## INSTRUCTION
Pictures should be excluded; otherwise, copy every entry exactly.

## INPUT RECORDS
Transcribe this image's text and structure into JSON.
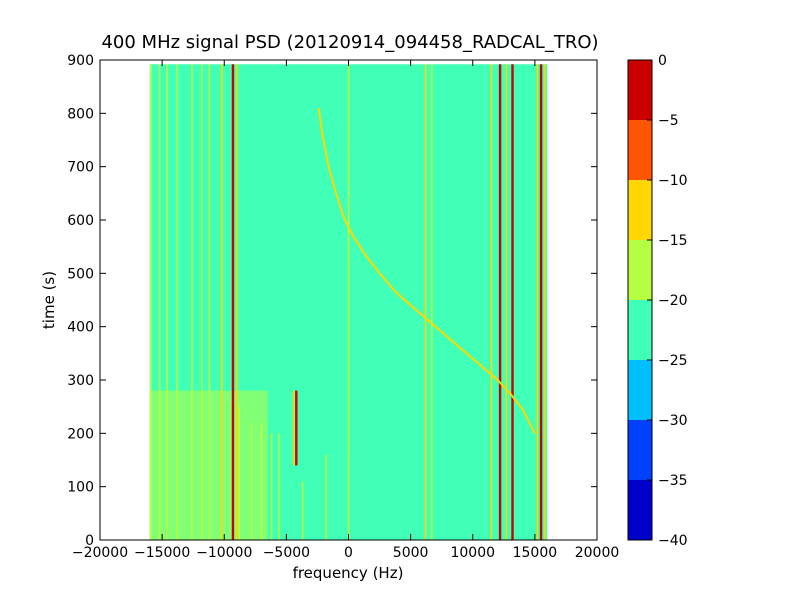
{
  "chart_data": {
    "type": "heatmap",
    "title": "400 MHz signal PSD (20120914_094458_RADCAL_TRO)",
    "xlabel": "frequency (Hz)",
    "ylabel": "time (s)",
    "xlim": [
      -20000,
      20000
    ],
    "ylim": [
      0,
      900
    ],
    "x_ticks": [
      -20000,
      -15000,
      -10000,
      -5000,
      0,
      5000,
      10000,
      15000,
      20000
    ],
    "y_ticks": [
      0,
      100,
      200,
      300,
      400,
      500,
      600,
      700,
      800,
      900
    ],
    "grid": false,
    "data_extent": {
      "freq_min": -16000,
      "freq_max": 16000,
      "time_max": 892
    },
    "background_level": -22.5,
    "colorbar": {
      "ticks": [
        0,
        -5,
        -10,
        -15,
        -20,
        -25,
        -30,
        -35,
        -40
      ],
      "levels": [
        {
          "from": -40,
          "to": -35,
          "color": "#0000cd"
        },
        {
          "from": -35,
          "to": -30,
          "color": "#0040ff"
        },
        {
          "from": -30,
          "to": -25,
          "color": "#00bfff"
        },
        {
          "from": -25,
          "to": -20,
          "color": "#40ffb6"
        },
        {
          "from": -20,
          "to": -15,
          "color": "#b6ff40"
        },
        {
          "from": -15,
          "to": -10,
          "color": "#ffd700"
        },
        {
          "from": -10,
          "to": -5,
          "color": "#ff5500"
        },
        {
          "from": -5,
          "to": 0,
          "color": "#cd0000"
        }
      ]
    },
    "lower_patch": {
      "freq_from": -16000,
      "freq_to": -6500,
      "time_from": 0,
      "time_to": 280,
      "level": -17.5
    },
    "vertical_lines": [
      {
        "freq": -15900,
        "t0": 0,
        "t1": 892,
        "level": -17.5
      },
      {
        "freq": -15200,
        "t0": 0,
        "t1": 892,
        "level": -17.5
      },
      {
        "freq": -14600,
        "t0": 0,
        "t1": 892,
        "level": -17.5
      },
      {
        "freq": -13800,
        "t0": 0,
        "t1": 892,
        "level": -17.5
      },
      {
        "freq": -12600,
        "t0": 0,
        "t1": 892,
        "level": -17.5
      },
      {
        "freq": -11800,
        "t0": 0,
        "t1": 892,
        "level": -17.5
      },
      {
        "freq": -11200,
        "t0": 0,
        "t1": 892,
        "level": -17.5
      },
      {
        "freq": -10200,
        "t0": 0,
        "t1": 892,
        "level": -12.5
      },
      {
        "freq": -9300,
        "t0": 0,
        "t1": 892,
        "level": -2.5
      },
      {
        "freq": -9000,
        "t0": 0,
        "t1": 892,
        "level": -12.5
      },
      {
        "freq": -8800,
        "t0": 0,
        "t1": 250,
        "level": -17.5
      },
      {
        "freq": -7800,
        "t0": 0,
        "t1": 220,
        "level": -17.5
      },
      {
        "freq": -7000,
        "t0": 0,
        "t1": 220,
        "level": -17.5
      },
      {
        "freq": -6200,
        "t0": 0,
        "t1": 200,
        "level": -17.5
      },
      {
        "freq": -5600,
        "t0": 0,
        "t1": 200,
        "level": -17.5
      },
      {
        "freq": -4200,
        "t0": 140,
        "t1": 280,
        "level": -2.5
      },
      {
        "freq": -4400,
        "t0": 140,
        "t1": 280,
        "level": -12.5
      },
      {
        "freq": -3700,
        "t0": 0,
        "t1": 110,
        "level": -17.5
      },
      {
        "freq": -1800,
        "t0": 0,
        "t1": 160,
        "level": -17.5
      },
      {
        "freq": 0,
        "t0": 0,
        "t1": 892,
        "level": -17.5
      },
      {
        "freq": 6200,
        "t0": 0,
        "t1": 892,
        "level": -12.5
      },
      {
        "freq": 6700,
        "t0": 0,
        "t1": 892,
        "level": -17.5
      },
      {
        "freq": 11500,
        "t0": 0,
        "t1": 892,
        "level": -12.5
      },
      {
        "freq": 12200,
        "t0": 0,
        "t1": 892,
        "level": -2.5
      },
      {
        "freq": 12700,
        "t0": 0,
        "t1": 892,
        "level": -12.5
      },
      {
        "freq": 13200,
        "t0": 0,
        "t1": 892,
        "level": -2.5
      },
      {
        "freq": 15200,
        "t0": 0,
        "t1": 892,
        "level": -12.5
      },
      {
        "freq": 15500,
        "t0": 0,
        "t1": 892,
        "level": -2.5
      },
      {
        "freq": 15800,
        "t0": 0,
        "t1": 892,
        "level": -12.5
      }
    ],
    "chirp": {
      "level": -12.5,
      "points": [
        [
          -2400,
          810
        ],
        [
          -2100,
          760
        ],
        [
          -1600,
          700
        ],
        [
          -1000,
          650
        ],
        [
          -300,
          600
        ],
        [
          500,
          565
        ],
        [
          1500,
          530
        ],
        [
          2500,
          500
        ],
        [
          3800,
          465
        ],
        [
          5000,
          440
        ],
        [
          6000,
          420
        ],
        [
          7500,
          390
        ],
        [
          9000,
          360
        ],
        [
          10500,
          330
        ],
        [
          12000,
          300
        ],
        [
          13000,
          275
        ],
        [
          14000,
          245
        ],
        [
          15000,
          200
        ]
      ]
    }
  }
}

## FULL ANSWER
Transcribe this image's text and structure into JSON.
{
  "chart_data": {
    "type": "heatmap",
    "title": "400 MHz signal PSD (20120914_094458_RADCAL_TRO)",
    "xlabel": "frequency (Hz)",
    "ylabel": "time (s)",
    "xlim": [
      -20000,
      20000
    ],
    "ylim": [
      0,
      900
    ],
    "x_ticks": [
      -20000,
      -15000,
      -10000,
      -5000,
      0,
      5000,
      10000,
      15000,
      20000
    ],
    "y_ticks": [
      0,
      100,
      200,
      300,
      400,
      500,
      600,
      700,
      800,
      900
    ],
    "grid": false,
    "data_extent": {
      "freq_min": -16000,
      "freq_max": 16000,
      "time_max": 892
    },
    "background_level": -22.5,
    "colorbar": {
      "ticks": [
        0,
        -5,
        -10,
        -15,
        -20,
        -25,
        -30,
        -35,
        -40
      ],
      "levels": [
        {
          "from": -40,
          "to": -35,
          "color": "#0000cd"
        },
        {
          "from": -35,
          "to": -30,
          "color": "#0040ff"
        },
        {
          "from": -30,
          "to": -25,
          "color": "#00bfff"
        },
        {
          "from": -25,
          "to": -20,
          "color": "#40ffb6"
        },
        {
          "from": -20,
          "to": -15,
          "color": "#b6ff40"
        },
        {
          "from": -15,
          "to": -10,
          "color": "#ffd700"
        },
        {
          "from": -10,
          "to": -5,
          "color": "#ff5500"
        },
        {
          "from": -5,
          "to": 0,
          "color": "#cd0000"
        }
      ]
    },
    "lower_patch": {
      "freq_from": -16000,
      "freq_to": -6500,
      "time_from": 0,
      "time_to": 280,
      "level": -17.5
    },
    "vertical_lines": [
      {
        "freq": -15900,
        "t0": 0,
        "t1": 892,
        "level": -17.5
      },
      {
        "freq": -15200,
        "t0": 0,
        "t1": 892,
        "level": -17.5
      },
      {
        "freq": -14600,
        "t0": 0,
        "t1": 892,
        "level": -17.5
      },
      {
        "freq": -13800,
        "t0": 0,
        "t1": 892,
        "level": -17.5
      },
      {
        "freq": -12600,
        "t0": 0,
        "t1": 892,
        "level": -17.5
      },
      {
        "freq": -11800,
        "t0": 0,
        "t1": 892,
        "level": -17.5
      },
      {
        "freq": -11200,
        "t0": 0,
        "t1": 892,
        "level": -17.5
      },
      {
        "freq": -10200,
        "t0": 0,
        "t1": 892,
        "level": -12.5
      },
      {
        "freq": -9300,
        "t0": 0,
        "t1": 892,
        "level": -2.5
      },
      {
        "freq": -9000,
        "t0": 0,
        "t1": 892,
        "level": -12.5
      },
      {
        "freq": -8800,
        "t0": 0,
        "t1": 250,
        "level": -17.5
      },
      {
        "freq": -7800,
        "t0": 0,
        "t1": 220,
        "level": -17.5
      },
      {
        "freq": -7000,
        "t0": 0,
        "t1": 220,
        "level": -17.5
      },
      {
        "freq": -6200,
        "t0": 0,
        "t1": 200,
        "level": -17.5
      },
      {
        "freq": -5600,
        "t0": 0,
        "t1": 200,
        "level": -17.5
      },
      {
        "freq": -4200,
        "t0": 140,
        "t1": 280,
        "level": -2.5
      },
      {
        "freq": -4400,
        "t0": 140,
        "t1": 280,
        "level": -12.5
      },
      {
        "freq": -3700,
        "t0": 0,
        "t1": 110,
        "level": -17.5
      },
      {
        "freq": -1800,
        "t0": 0,
        "t1": 160,
        "level": -17.5
      },
      {
        "freq": 0,
        "t0": 0,
        "t1": 892,
        "level": -17.5
      },
      {
        "freq": 6200,
        "t0": 0,
        "t1": 892,
        "level": -12.5
      },
      {
        "freq": 6700,
        "t0": 0,
        "t1": 892,
        "level": -17.5
      },
      {
        "freq": 11500,
        "t0": 0,
        "t1": 892,
        "level": -12.5
      },
      {
        "freq": 12200,
        "t0": 0,
        "t1": 892,
        "level": -2.5
      },
      {
        "freq": 12700,
        "t0": 0,
        "t1": 892,
        "level": -12.5
      },
      {
        "freq": 13200,
        "t0": 0,
        "t1": 892,
        "level": -2.5
      },
      {
        "freq": 15200,
        "t0": 0,
        "t1": 892,
        "level": -12.5
      },
      {
        "freq": 15500,
        "t0": 0,
        "t1": 892,
        "level": -2.5
      },
      {
        "freq": 15800,
        "t0": 0,
        "t1": 892,
        "level": -12.5
      }
    ],
    "chirp": {
      "level": -12.5,
      "points": [
        [
          -2400,
          810
        ],
        [
          -2100,
          760
        ],
        [
          -1600,
          700
        ],
        [
          -1000,
          650
        ],
        [
          -300,
          600
        ],
        [
          500,
          565
        ],
        [
          1500,
          530
        ],
        [
          2500,
          500
        ],
        [
          3800,
          465
        ],
        [
          5000,
          440
        ],
        [
          6000,
          420
        ],
        [
          7500,
          390
        ],
        [
          9000,
          360
        ],
        [
          10500,
          330
        ],
        [
          12000,
          300
        ],
        [
          13000,
          275
        ],
        [
          14000,
          245
        ],
        [
          15000,
          200
        ]
      ]
    }
  }
}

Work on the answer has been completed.